Tally the lines of the listing that contain the word "from", then give the total and nothing else.

### Figure record listings
++++++++++
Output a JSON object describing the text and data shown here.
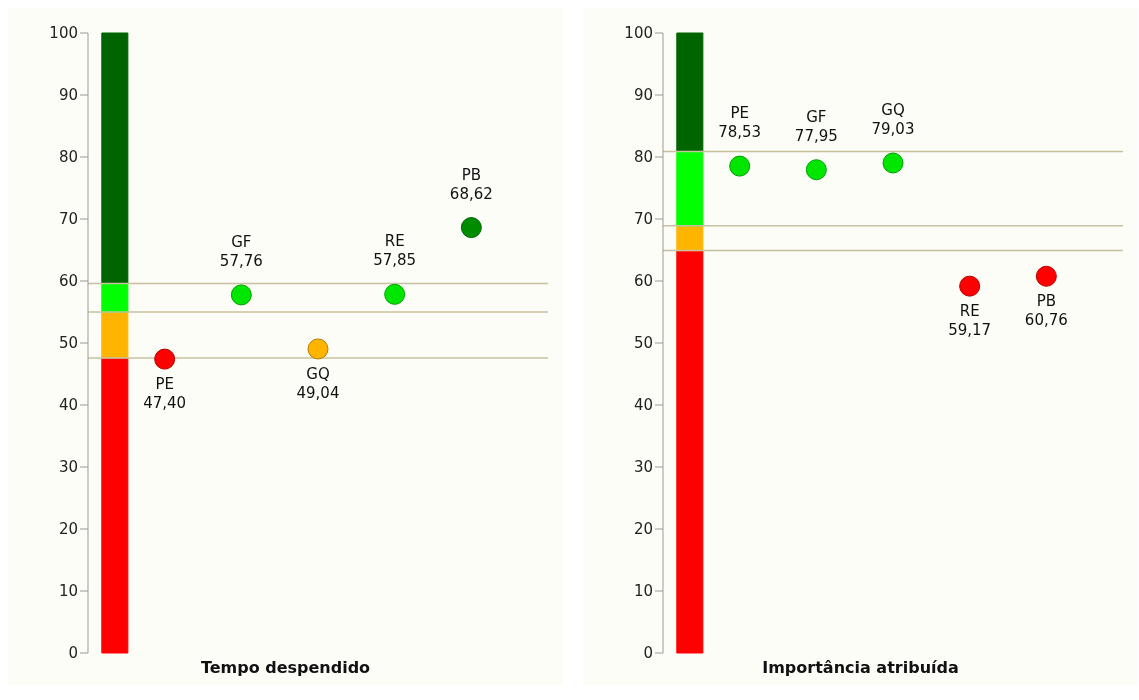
{
  "chart_data": [
    {
      "type": "scatter",
      "xlabel": "Tempo despendido",
      "categories": [
        "PE",
        "GF",
        "GQ",
        "RE",
        "PB"
      ],
      "values": [
        47.4,
        57.76,
        49.04,
        57.85,
        68.62
      ],
      "value_labels": [
        "47,40",
        "57,76",
        "49,04",
        "57,85",
        "68,62"
      ],
      "colors": [
        "#ff0000",
        "#00e600",
        "#ffb400",
        "#00e600",
        "#008c00"
      ],
      "ylim": [
        0,
        100
      ],
      "yticks": [
        0,
        10,
        20,
        30,
        40,
        50,
        60,
        70,
        80,
        90,
        100
      ],
      "tick_labels": "y",
      "grid": false,
      "legend": false,
      "marker": "circle",
      "bands": [
        {
          "axis": "y",
          "from": 0,
          "to": 47.6,
          "color": "#ff0000"
        },
        {
          "axis": "y",
          "from": 47.6,
          "to": 55,
          "color": "#ffb400"
        },
        {
          "axis": "y",
          "from": 55,
          "to": 59.6,
          "color": "#00ff00"
        },
        {
          "axis": "y",
          "from": 59.6,
          "to": 100,
          "color": "#006400"
        }
      ],
      "ref_lines": [
        {
          "axis": "y",
          "value": 47.6,
          "color": "#c8c0a0"
        },
        {
          "axis": "y",
          "value": 55,
          "color": "#c8c0a0"
        },
        {
          "axis": "y",
          "value": 59.6,
          "color": "#c8c0a0"
        }
      ]
    },
    {
      "type": "scatter",
      "xlabel": "Importância atribuída",
      "categories": [
        "PE",
        "GF",
        "GQ",
        "RE",
        "PB"
      ],
      "values": [
        78.53,
        77.95,
        79.03,
        59.17,
        60.76
      ],
      "value_labels": [
        "78,53",
        "77,95",
        "79,03",
        "59,17",
        "60,76"
      ],
      "colors": [
        "#00e600",
        "#00e600",
        "#00e600",
        "#ff0000",
        "#ff0000"
      ],
      "ylim": [
        0,
        100
      ],
      "yticks": [
        0,
        10,
        20,
        30,
        40,
        50,
        60,
        70,
        80,
        90,
        100
      ],
      "tick_labels": "y",
      "grid": false,
      "legend": false,
      "marker": "circle",
      "bands": [
        {
          "axis": "y",
          "from": 0,
          "to": 64.9,
          "color": "#ff0000"
        },
        {
          "axis": "y",
          "from": 64.9,
          "to": 68.9,
          "color": "#ffb400"
        },
        {
          "axis": "y",
          "from": 68.9,
          "to": 80.9,
          "color": "#00ff00"
        },
        {
          "axis": "y",
          "from": 80.9,
          "to": 100,
          "color": "#006400"
        }
      ],
      "ref_lines": [
        {
          "axis": "y",
          "value": 64.9,
          "color": "#c8c0a0"
        },
        {
          "axis": "y",
          "value": 68.9,
          "color": "#c8c0a0"
        },
        {
          "axis": "y",
          "value": 80.9,
          "color": "#c8c0a0"
        }
      ]
    }
  ]
}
++++++++++
### REPLY
8